Your task: Your task is to copy every line of the entries that contains "JSON".

Given data:
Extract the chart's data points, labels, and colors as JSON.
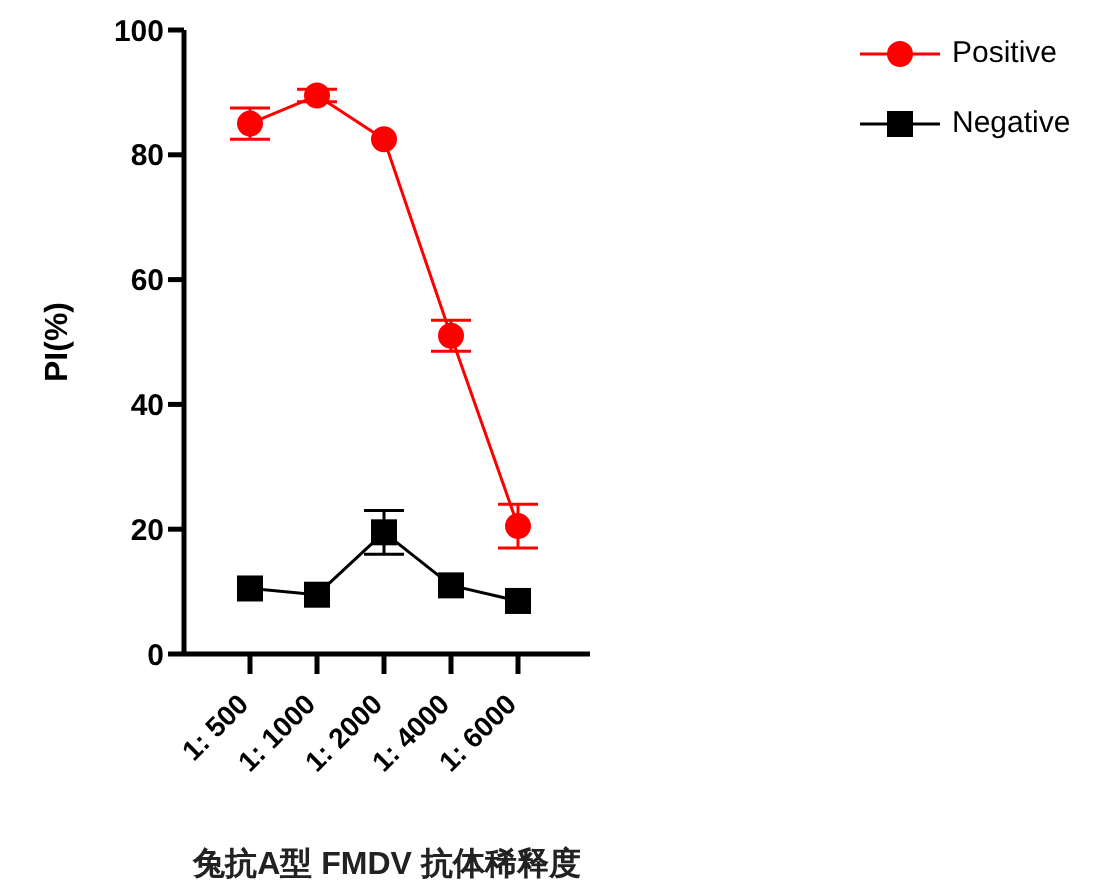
{
  "chart_data": {
    "type": "line",
    "xlabel": "兔抗A型 FMDV 抗体稀释度",
    "ylabel": "PI(%)",
    "categories": [
      "1: 500",
      "1: 1000",
      "1: 2000",
      "1: 4000",
      "1: 6000"
    ],
    "series": [
      {
        "name": "Positive",
        "color": "#ff0000",
        "marker": "circle",
        "values": [
          85,
          89.5,
          82.5,
          51,
          20.5
        ],
        "errors": [
          2.5,
          1,
          null,
          2.5,
          3.5
        ]
      },
      {
        "name": "Negative",
        "color": "#000000",
        "marker": "square",
        "values": [
          10.5,
          9.5,
          19.5,
          11,
          8.5
        ],
        "errors": [
          null,
          null,
          3.5,
          null,
          null
        ]
      }
    ],
    "ylim": [
      0,
      100
    ],
    "yticks": [
      0,
      20,
      40,
      60,
      80,
      100
    ],
    "grid": false,
    "legend": "top right"
  }
}
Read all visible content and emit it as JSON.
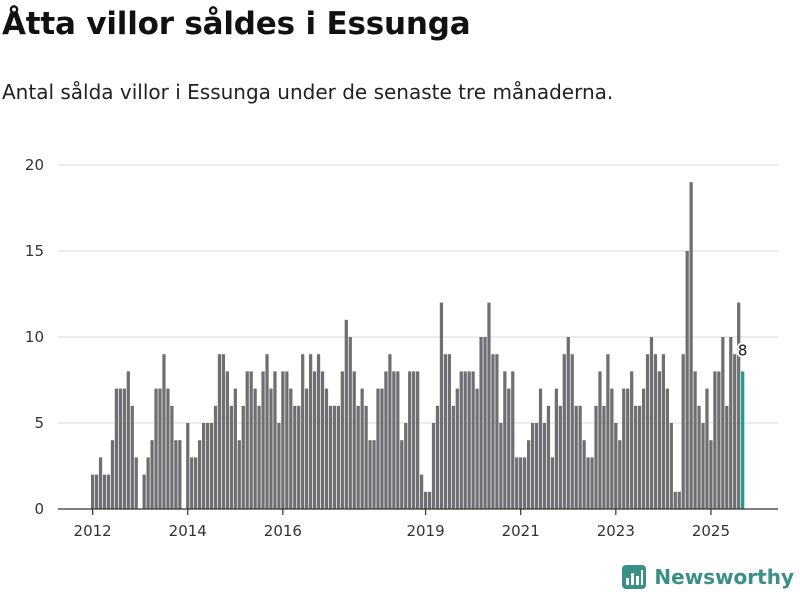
{
  "title": "Åtta villor såldes i Essunga",
  "subtitle": "Antal sålda villor i Essunga under de senaste tre månaderna.",
  "brand": {
    "name": "Newsworthy",
    "color": "#3a8f86"
  },
  "colors": {
    "bar": "#6f6e73",
    "highlight": "#1a9e92",
    "grid": "#d9d9d9",
    "axis": "#333333"
  },
  "chart_data": {
    "type": "bar",
    "title": "Åtta villor såldes i Essunga",
    "subtitle": "Antal sålda villor i Essunga under de senaste tre månaderna.",
    "xlabel": "",
    "ylabel": "",
    "ylim": [
      0,
      20
    ],
    "yticks": [
      0,
      5,
      10,
      15,
      20
    ],
    "grid": true,
    "start": "2012-01",
    "xticks": [
      {
        "label": "2012",
        "index": 0
      },
      {
        "label": "2014",
        "index": 24
      },
      {
        "label": "2016",
        "index": 48
      },
      {
        "label": "2019",
        "index": 84
      },
      {
        "label": "2021",
        "index": 108
      },
      {
        "label": "2023",
        "index": 132
      },
      {
        "label": "2025",
        "index": 156
      }
    ],
    "values": [
      2,
      2,
      3,
      2,
      2,
      4,
      7,
      7,
      7,
      8,
      6,
      3,
      0,
      2,
      3,
      4,
      7,
      7,
      9,
      7,
      6,
      4,
      4,
      0,
      5,
      3,
      3,
      4,
      5,
      5,
      5,
      6,
      9,
      9,
      8,
      6,
      7,
      4,
      6,
      8,
      8,
      7,
      6,
      8,
      9,
      7,
      8,
      5,
      8,
      8,
      7,
      6,
      6,
      9,
      7,
      9,
      8,
      9,
      8,
      7,
      6,
      6,
      6,
      8,
      11,
      10,
      8,
      6,
      7,
      6,
      4,
      4,
      7,
      7,
      8,
      9,
      8,
      8,
      4,
      5,
      8,
      8,
      8,
      2,
      1,
      1,
      5,
      6,
      12,
      9,
      9,
      6,
      7,
      8,
      8,
      8,
      8,
      7,
      10,
      10,
      12,
      9,
      9,
      5,
      8,
      7,
      8,
      3,
      3,
      3,
      4,
      5,
      5,
      7,
      5,
      6,
      3,
      7,
      6,
      9,
      10,
      9,
      6,
      6,
      4,
      3,
      3,
      6,
      8,
      6,
      9,
      7,
      5,
      4,
      7,
      7,
      8,
      6,
      6,
      7,
      9,
      10,
      9,
      8,
      9,
      7,
      5,
      1,
      1,
      9,
      15,
      19,
      8,
      6,
      5,
      7,
      4,
      8,
      8,
      10,
      6,
      10,
      9,
      12,
      8
    ],
    "highlight_index": 164,
    "data_label": {
      "index": 164,
      "text": "8"
    }
  }
}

Written solution:
Extract the chart's data points, labels, and colors as JSON.
Read all visible content and emit it as JSON.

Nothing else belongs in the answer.